(Task objective): Where a line contains the string "повысить", copy that line.

[Data excerpts]
────────
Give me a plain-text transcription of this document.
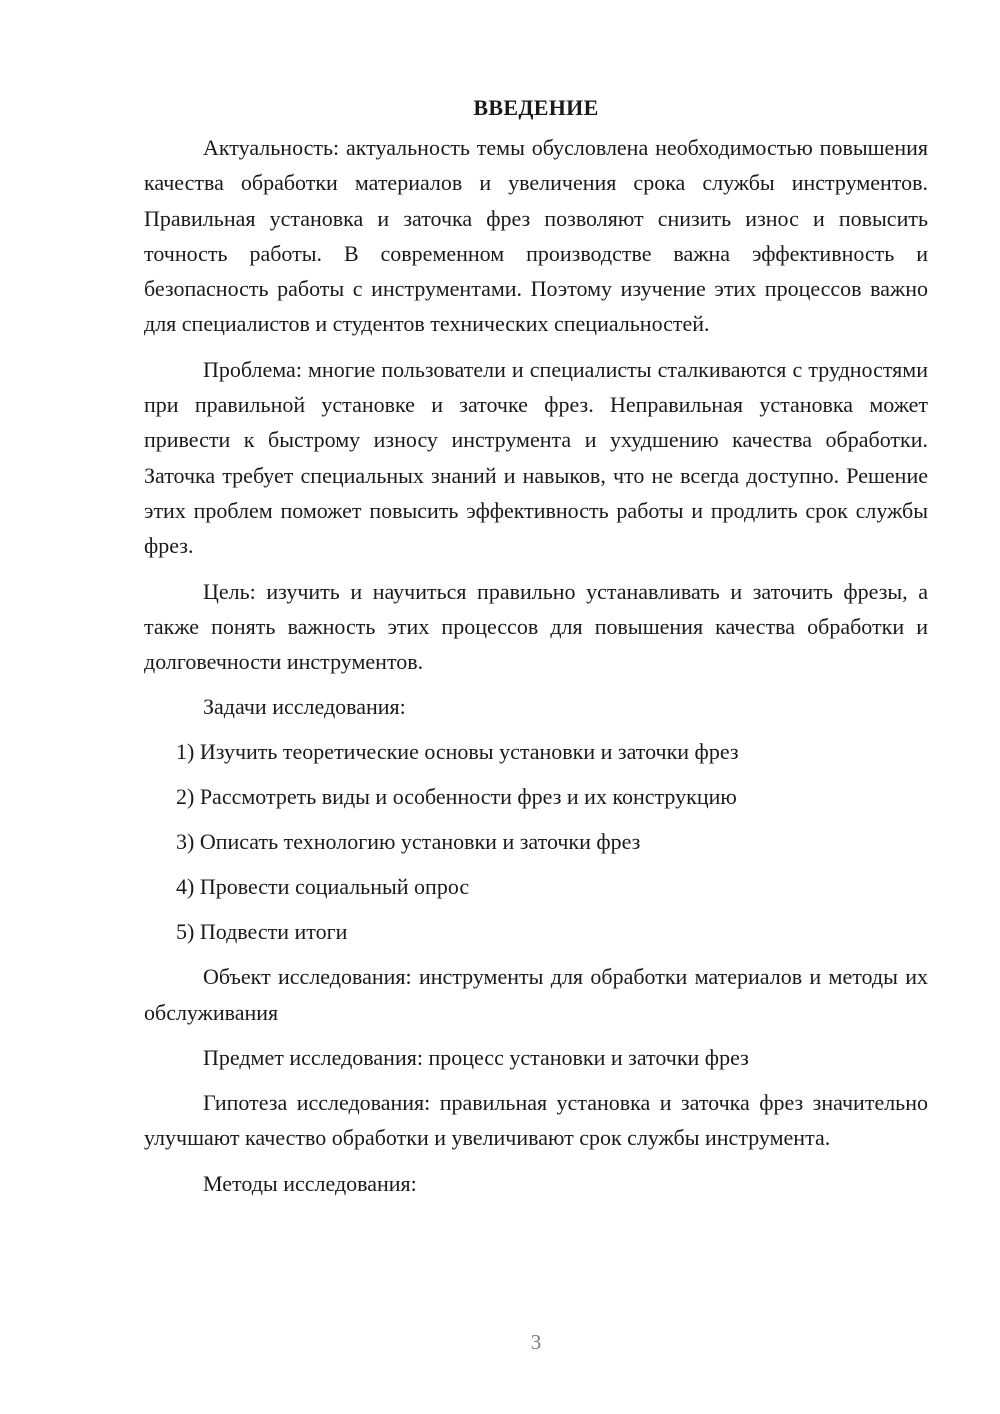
ВВЕДЕНИЕ

Актуальность: актуальность темы обусловлена необходимостью повышения качества обработки материалов и увеличения срока службы инструментов. Правильная установка и заточка фрез позволяют снизить износ и повысить точность работы. В современном производстве важна эффективность и безопасность работы с инструментами. Поэтому изучение этих процессов важно для специалистов и студентов технических специальностей.

Проблема: многие пользователи и специалисты сталкиваются с трудностями при правильной установке и заточке фрез. Неправильная установка может привести к быстрому износу инструмента и ухудшению качества обработки. Заточка требует специальных знаний и навыков, что не всегда доступно. Решение этих проблем поможет повысить эффективность работы и продлить срок службы фрез.

Цель: изучить и научиться правильно устанавливать и заточить фрезы, а также понять важность этих процессов для повышения качества обработки и долговечности инструментов.

Задачи исследования:

1) Изучить теоретические основы установки и заточки фрез
2) Рассмотреть виды и особенности фрез и их конструкцию
3) Описать технологию установки и заточки фрез
4) Провести социальный опрос
5) Подвести итоги

Объект исследования: инструменты для обработки материалов и методы их обслуживания

Предмет исследования: процесс установки и заточки фрез

Гипотеза исследования: правильная установка и заточка фрез значительно улучшают качество обработки и увеличивают срок службы инструмента.

Методы исследования:

3
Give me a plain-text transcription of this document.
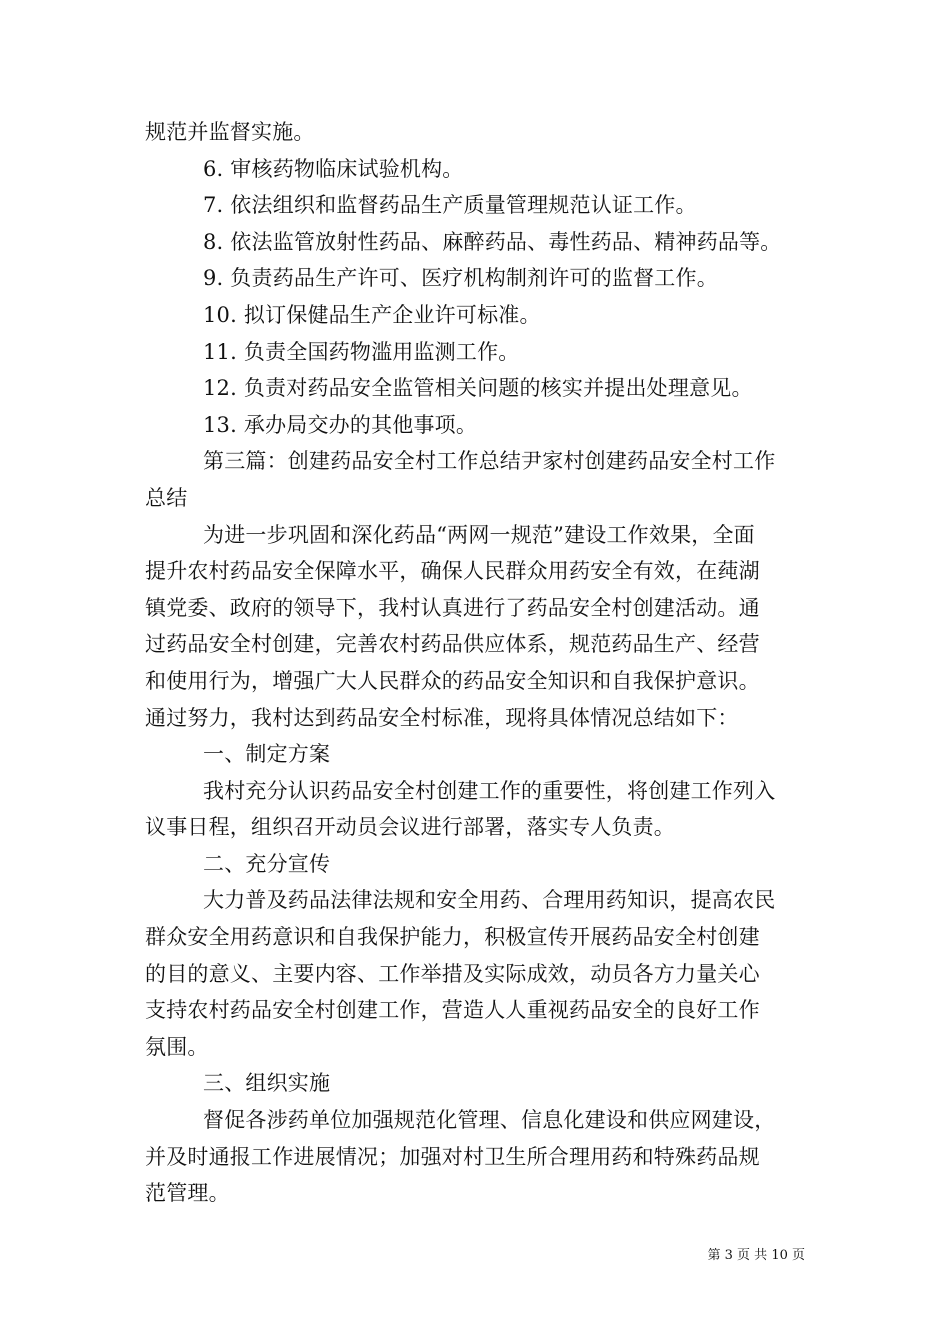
规范并监督实施。
6. 审核药物临床试验机构。
7. 依法组织和监督药品生产质量管理规范认证工作。
8. 依法监管放射性药品、麻醉药品、毒性药品、精神药品等。
9. 负责药品生产许可、医疗机构制剂许可的监督工作。
10. 拟订保健品生产企业许可标准。
11. 负责全国药物滥用监测工作。
12. 负责对药品安全监管相关问题的核实并提出处理意见。
13. 承办局交办的其他事项。
第三篇：创建药品安全村工作总结尹家村创建药品安全村工作
总结
为进一步巩固和深化药品“两网一规范”建设工作效果，全面
提升农村药品安全保障水平，确保人民群众用药安全有效，在莼湖
镇党委、政府的领导下，我村认真进行了药品安全村创建活动。通
过药品安全村创建，完善农村药品供应体系，规范药品生产、经营
和使用行为，增强广大人民群众的药品安全知识和自我保护意识。
通过努力，我村达到药品安全村标准，现将具体情况总结如下：
一、制定方案
我村充分认识药品安全村创建工作的重要性，将创建工作列入
议事日程，组织召开动员会议进行部署，落实专人负责。
二、充分宣传
大力普及药品法律法规和安全用药、合理用药知识，提高农民
群众安全用药意识和自我保护能力，积极宣传开展药品安全村创建
的目的意义、主要内容、工作举措及实际成效，动员各方力量关心
支持农村药品安全村创建工作，营造人人重视药品安全的良好工作
氛围。
三、组织实施
督促各涉药单位加强规范化管理、信息化建设和供应网建设，
并及时通报工作进展情况；加强对村卫生所合理用药和特殊药品规
范管理。
第 3 页 共 10 页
────────
(Expected answer):
Актуальность: актуальность темы обусловлена необходимостью повышения качества обработки материалов и увеличения срока службы инструментов. Правильная установка и заточка фрез позволяют снизить износ и повысить точность работы. В современном производстве важна эффективность и безопасность работы с инструментами. Поэтому изучение этих процессов важно для специалистов и студентов технических специальностей.
Проблема: многие пользователи и специалисты сталкиваются с трудностями при правильной установке и заточке фрез. Неправильная установка может привести к быстрому износу инструмента и ухудшению качества обработки. Заточка требует специальных знаний и навыков, что не всегда доступно. Решение этих проблем поможет повысить эффективность работы и продлить срок службы фрез.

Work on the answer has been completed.